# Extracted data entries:
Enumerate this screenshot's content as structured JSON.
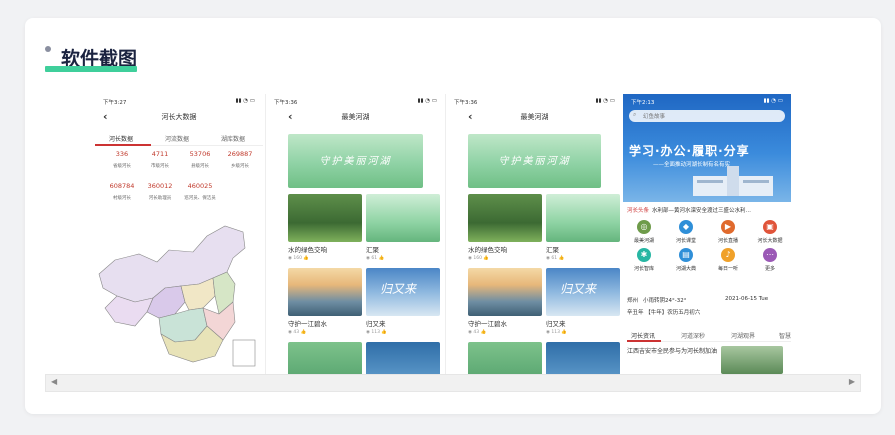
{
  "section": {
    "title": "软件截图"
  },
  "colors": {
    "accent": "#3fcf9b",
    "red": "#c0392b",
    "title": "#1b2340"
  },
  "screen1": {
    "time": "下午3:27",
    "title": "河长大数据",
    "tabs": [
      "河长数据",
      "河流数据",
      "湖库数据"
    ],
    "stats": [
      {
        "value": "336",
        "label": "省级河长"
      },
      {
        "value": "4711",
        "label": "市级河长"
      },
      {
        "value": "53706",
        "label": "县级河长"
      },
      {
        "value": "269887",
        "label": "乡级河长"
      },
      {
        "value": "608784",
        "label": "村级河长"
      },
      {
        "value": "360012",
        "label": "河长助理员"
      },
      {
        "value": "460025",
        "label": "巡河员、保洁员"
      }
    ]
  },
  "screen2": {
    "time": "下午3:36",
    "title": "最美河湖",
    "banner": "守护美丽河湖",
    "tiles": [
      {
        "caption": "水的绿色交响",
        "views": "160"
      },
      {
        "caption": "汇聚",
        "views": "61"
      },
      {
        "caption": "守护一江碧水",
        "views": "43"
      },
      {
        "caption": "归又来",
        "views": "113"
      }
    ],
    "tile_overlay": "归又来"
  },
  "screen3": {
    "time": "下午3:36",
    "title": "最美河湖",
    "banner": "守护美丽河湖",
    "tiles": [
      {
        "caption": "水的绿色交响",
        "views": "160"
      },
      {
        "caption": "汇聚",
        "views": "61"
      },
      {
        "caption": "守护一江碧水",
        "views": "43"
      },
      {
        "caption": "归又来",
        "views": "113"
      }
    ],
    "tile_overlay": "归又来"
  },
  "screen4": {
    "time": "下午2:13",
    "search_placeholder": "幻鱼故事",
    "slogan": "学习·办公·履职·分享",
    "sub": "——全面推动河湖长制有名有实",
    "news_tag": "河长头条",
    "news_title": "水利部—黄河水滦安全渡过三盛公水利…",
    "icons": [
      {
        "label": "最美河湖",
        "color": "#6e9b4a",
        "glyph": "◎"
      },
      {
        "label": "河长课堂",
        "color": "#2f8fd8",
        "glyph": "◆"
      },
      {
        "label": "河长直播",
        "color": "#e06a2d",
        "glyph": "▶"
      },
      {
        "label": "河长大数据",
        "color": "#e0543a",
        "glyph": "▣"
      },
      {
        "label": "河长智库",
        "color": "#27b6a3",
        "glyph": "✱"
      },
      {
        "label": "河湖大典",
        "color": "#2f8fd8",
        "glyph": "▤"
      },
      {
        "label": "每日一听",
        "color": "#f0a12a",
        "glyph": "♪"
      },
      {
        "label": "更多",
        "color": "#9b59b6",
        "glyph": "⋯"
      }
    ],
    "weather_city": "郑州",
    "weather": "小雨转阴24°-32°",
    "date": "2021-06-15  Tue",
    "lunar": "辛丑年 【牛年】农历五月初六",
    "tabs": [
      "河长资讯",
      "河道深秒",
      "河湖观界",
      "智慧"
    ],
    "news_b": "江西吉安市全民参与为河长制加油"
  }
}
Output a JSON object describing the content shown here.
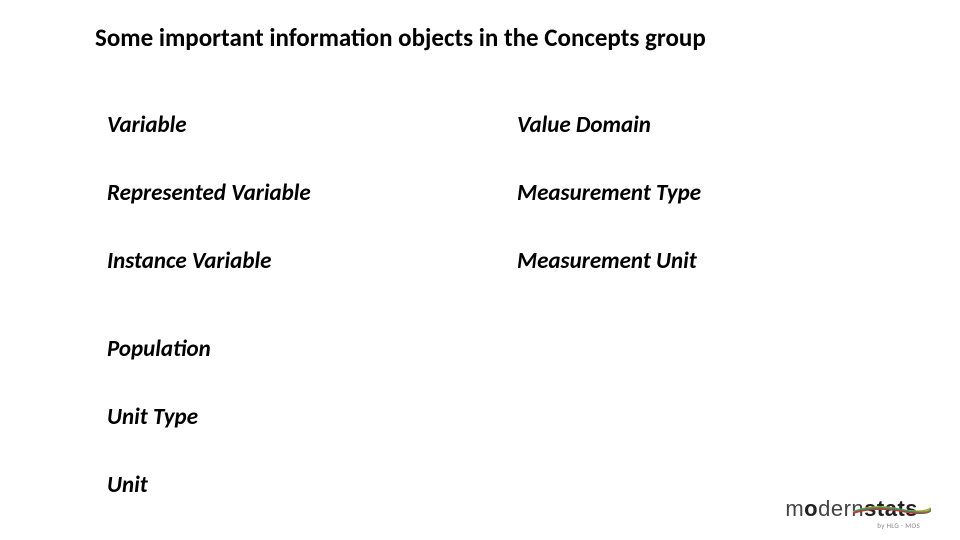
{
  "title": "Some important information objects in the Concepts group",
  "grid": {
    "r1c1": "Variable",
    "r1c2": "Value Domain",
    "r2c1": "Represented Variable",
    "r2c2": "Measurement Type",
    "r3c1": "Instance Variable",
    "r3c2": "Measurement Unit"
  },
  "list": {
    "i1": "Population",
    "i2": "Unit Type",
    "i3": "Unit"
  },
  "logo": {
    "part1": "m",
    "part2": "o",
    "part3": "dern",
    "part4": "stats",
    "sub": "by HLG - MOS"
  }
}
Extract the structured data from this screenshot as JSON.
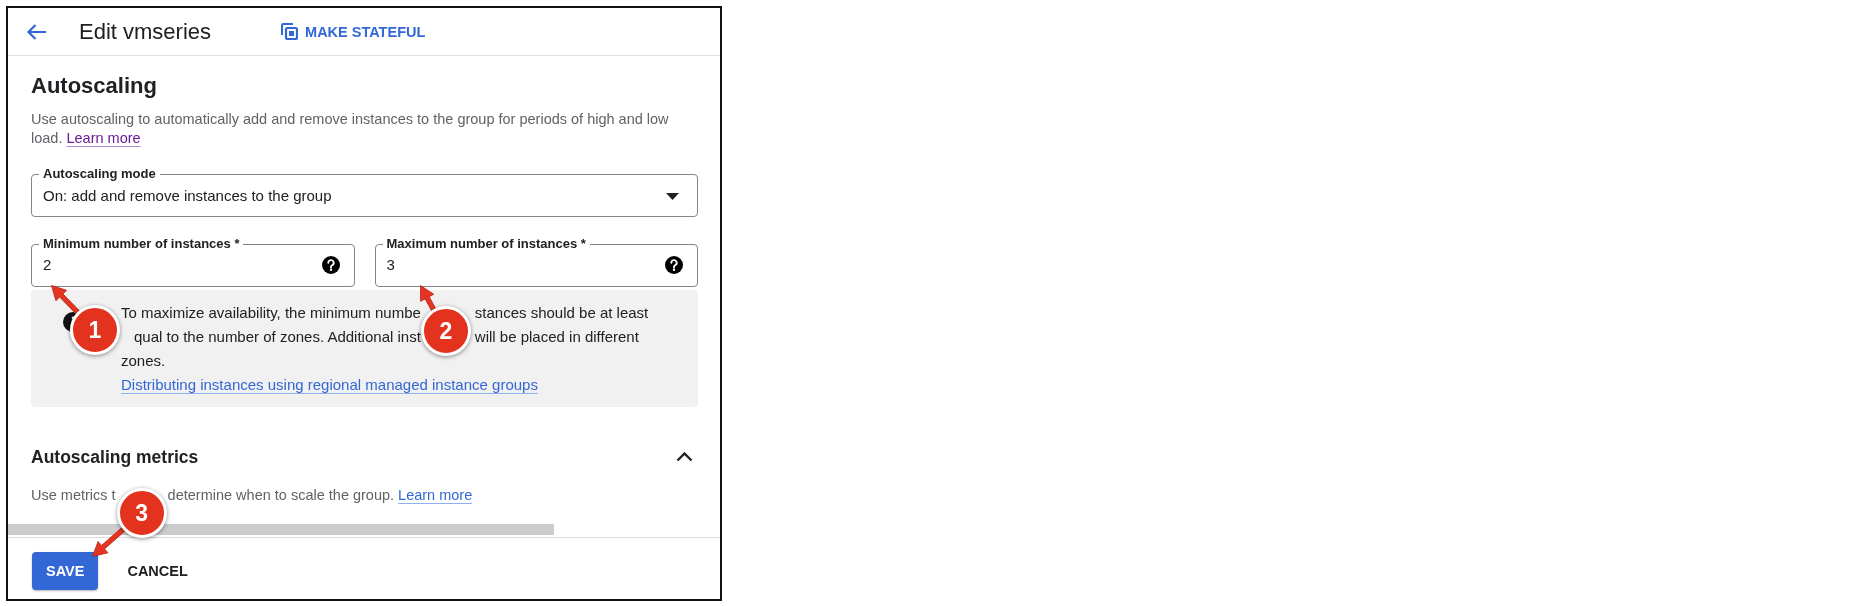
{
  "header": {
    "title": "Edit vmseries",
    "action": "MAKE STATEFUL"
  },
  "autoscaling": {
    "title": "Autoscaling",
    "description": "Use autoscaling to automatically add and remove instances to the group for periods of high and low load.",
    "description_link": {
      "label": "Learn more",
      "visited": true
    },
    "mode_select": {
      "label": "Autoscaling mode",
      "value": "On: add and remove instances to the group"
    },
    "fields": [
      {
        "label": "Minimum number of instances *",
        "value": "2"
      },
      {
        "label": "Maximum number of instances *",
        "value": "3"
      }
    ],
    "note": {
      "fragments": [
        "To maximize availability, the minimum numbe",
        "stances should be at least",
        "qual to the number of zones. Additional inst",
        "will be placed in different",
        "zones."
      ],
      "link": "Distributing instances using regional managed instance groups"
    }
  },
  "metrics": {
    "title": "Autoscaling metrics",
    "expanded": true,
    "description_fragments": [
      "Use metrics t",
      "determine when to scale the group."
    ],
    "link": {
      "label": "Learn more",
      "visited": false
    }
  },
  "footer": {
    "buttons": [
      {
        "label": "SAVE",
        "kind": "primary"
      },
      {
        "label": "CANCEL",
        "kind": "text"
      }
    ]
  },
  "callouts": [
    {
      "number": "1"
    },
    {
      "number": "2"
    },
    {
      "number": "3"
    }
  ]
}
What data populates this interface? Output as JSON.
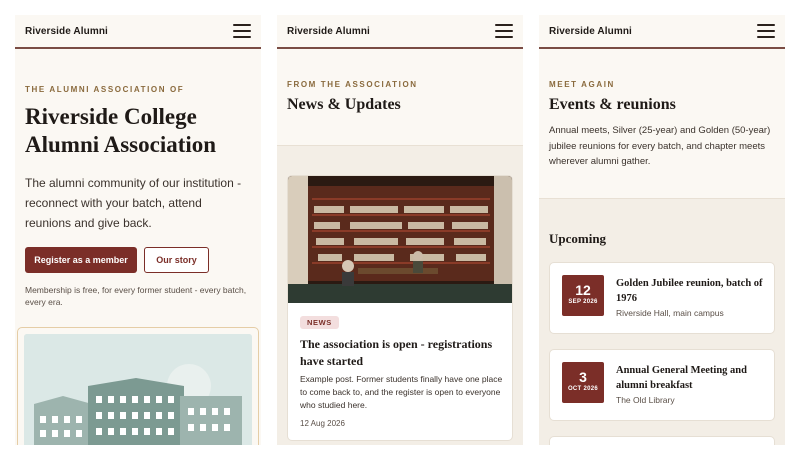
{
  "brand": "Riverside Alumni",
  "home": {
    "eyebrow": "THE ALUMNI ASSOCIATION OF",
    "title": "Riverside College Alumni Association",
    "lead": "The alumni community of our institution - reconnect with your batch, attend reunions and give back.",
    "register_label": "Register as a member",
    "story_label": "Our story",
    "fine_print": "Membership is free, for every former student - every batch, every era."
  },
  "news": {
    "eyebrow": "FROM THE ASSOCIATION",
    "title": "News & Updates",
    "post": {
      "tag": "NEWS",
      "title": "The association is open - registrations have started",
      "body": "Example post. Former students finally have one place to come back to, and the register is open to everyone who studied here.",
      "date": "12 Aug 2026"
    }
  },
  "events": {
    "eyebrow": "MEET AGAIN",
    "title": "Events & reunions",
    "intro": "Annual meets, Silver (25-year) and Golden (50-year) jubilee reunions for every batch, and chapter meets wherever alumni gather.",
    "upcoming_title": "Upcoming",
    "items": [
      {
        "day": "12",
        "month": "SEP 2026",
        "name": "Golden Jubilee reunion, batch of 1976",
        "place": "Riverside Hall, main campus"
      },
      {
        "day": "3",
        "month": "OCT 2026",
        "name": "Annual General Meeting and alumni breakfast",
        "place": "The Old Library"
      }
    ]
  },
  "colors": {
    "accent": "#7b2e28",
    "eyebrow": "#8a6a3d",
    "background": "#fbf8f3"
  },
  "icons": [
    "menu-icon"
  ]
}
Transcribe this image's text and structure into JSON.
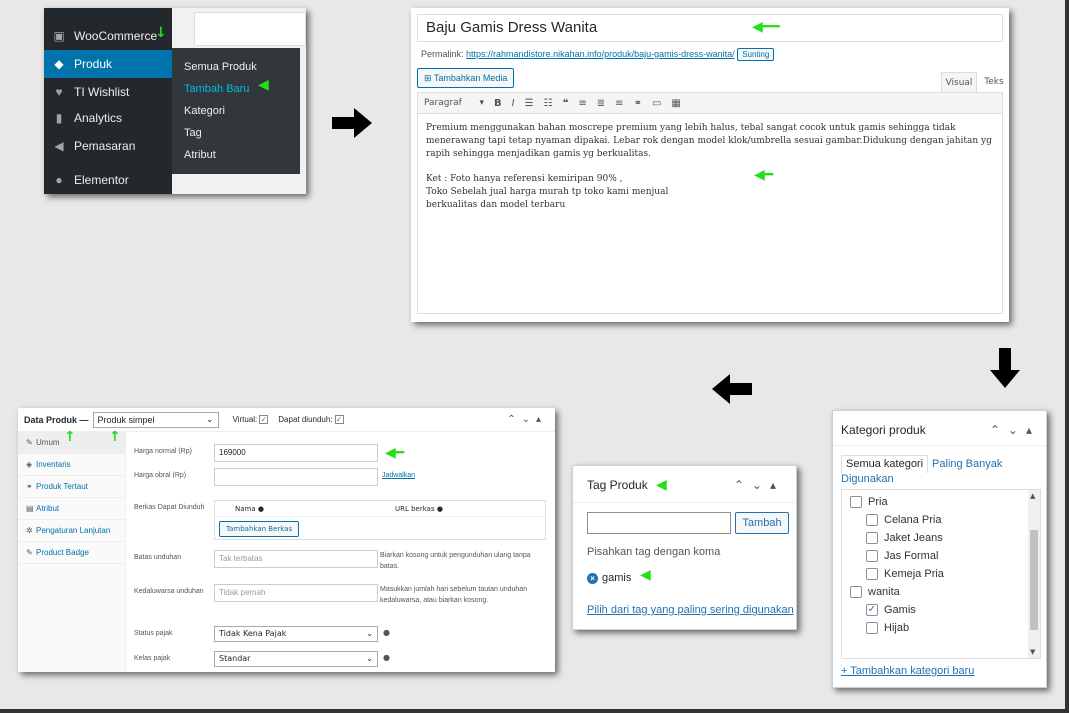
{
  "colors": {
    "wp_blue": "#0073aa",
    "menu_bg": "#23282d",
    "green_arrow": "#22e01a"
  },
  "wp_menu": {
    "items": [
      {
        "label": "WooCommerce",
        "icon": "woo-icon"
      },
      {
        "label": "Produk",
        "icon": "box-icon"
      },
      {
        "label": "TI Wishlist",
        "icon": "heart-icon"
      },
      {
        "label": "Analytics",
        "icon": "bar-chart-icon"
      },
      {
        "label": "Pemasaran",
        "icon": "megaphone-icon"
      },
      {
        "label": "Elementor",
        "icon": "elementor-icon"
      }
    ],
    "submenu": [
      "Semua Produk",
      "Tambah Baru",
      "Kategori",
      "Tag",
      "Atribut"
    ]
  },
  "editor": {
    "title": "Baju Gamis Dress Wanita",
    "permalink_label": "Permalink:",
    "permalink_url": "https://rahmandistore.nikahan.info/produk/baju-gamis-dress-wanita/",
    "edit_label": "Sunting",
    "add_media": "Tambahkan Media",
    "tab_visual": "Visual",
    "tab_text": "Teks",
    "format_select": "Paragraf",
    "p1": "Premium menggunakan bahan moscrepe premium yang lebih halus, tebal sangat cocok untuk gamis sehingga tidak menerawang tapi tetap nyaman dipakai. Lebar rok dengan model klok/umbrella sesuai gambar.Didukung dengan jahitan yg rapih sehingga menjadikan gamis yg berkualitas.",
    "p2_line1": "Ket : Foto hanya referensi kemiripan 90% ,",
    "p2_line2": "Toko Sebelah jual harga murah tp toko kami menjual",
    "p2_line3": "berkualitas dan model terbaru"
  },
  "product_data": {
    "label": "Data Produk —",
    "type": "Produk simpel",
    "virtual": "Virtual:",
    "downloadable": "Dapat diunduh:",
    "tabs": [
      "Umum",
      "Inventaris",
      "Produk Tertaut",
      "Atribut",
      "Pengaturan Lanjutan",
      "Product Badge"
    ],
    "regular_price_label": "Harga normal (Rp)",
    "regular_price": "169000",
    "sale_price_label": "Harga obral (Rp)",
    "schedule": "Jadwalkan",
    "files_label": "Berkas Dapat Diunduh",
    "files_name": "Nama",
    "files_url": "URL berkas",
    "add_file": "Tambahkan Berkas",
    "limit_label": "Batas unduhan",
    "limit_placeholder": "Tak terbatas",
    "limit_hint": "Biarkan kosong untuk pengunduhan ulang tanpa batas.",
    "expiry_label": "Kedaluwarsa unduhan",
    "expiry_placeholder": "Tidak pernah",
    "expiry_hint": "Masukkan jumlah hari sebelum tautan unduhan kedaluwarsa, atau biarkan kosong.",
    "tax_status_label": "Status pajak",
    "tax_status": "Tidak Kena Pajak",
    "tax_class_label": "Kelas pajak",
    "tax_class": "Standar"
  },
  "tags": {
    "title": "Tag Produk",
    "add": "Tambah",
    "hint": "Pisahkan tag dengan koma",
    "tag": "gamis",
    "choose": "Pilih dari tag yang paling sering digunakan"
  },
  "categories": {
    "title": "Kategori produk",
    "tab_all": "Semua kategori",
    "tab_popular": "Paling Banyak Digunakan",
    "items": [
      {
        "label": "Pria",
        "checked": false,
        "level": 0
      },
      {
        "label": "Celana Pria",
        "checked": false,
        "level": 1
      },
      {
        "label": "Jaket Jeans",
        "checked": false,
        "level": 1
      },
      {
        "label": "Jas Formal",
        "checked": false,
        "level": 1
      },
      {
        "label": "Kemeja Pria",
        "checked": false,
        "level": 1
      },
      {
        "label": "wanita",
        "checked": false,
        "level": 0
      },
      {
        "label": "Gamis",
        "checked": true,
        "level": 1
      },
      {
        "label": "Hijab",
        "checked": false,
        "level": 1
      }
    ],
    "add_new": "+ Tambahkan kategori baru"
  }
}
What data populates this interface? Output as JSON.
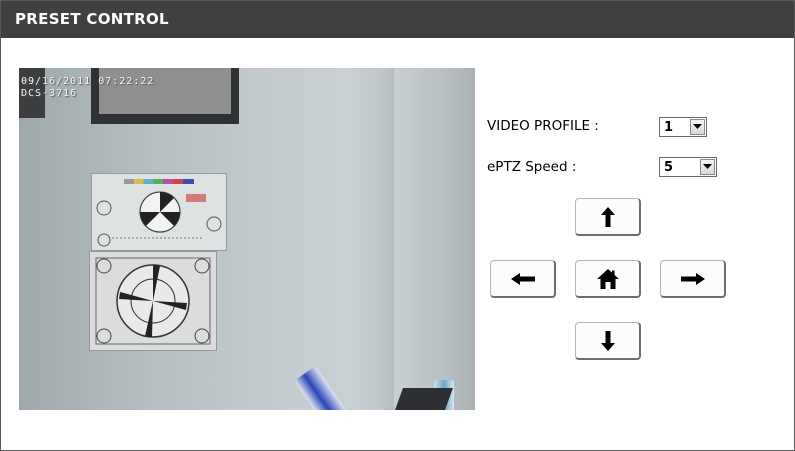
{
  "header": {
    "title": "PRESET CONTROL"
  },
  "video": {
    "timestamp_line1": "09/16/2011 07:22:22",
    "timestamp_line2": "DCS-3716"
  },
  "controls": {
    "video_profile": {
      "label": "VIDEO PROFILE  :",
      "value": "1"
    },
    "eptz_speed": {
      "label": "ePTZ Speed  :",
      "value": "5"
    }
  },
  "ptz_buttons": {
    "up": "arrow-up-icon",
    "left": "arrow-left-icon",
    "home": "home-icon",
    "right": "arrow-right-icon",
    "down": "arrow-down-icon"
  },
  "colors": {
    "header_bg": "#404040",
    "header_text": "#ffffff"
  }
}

# Given exercise:
List the lines of the records where "untuk" occurs.

# Solution:
    "p1": "Premium menggunakan bahan moscrepe premium yang lebih halus, tebal sangat cocok untuk gamis sehingga tidak menerawang tapi tetap nyaman dipakai. Lebar rok dengan model klok/umbrella sesuai gambar.Didukung dengan jahitan yg rapih sehingga menjadikan gamis yg berkualitas.",
    "limit_hint": "Biarkan kosong untuk pengunduhan ulang tanpa batas.",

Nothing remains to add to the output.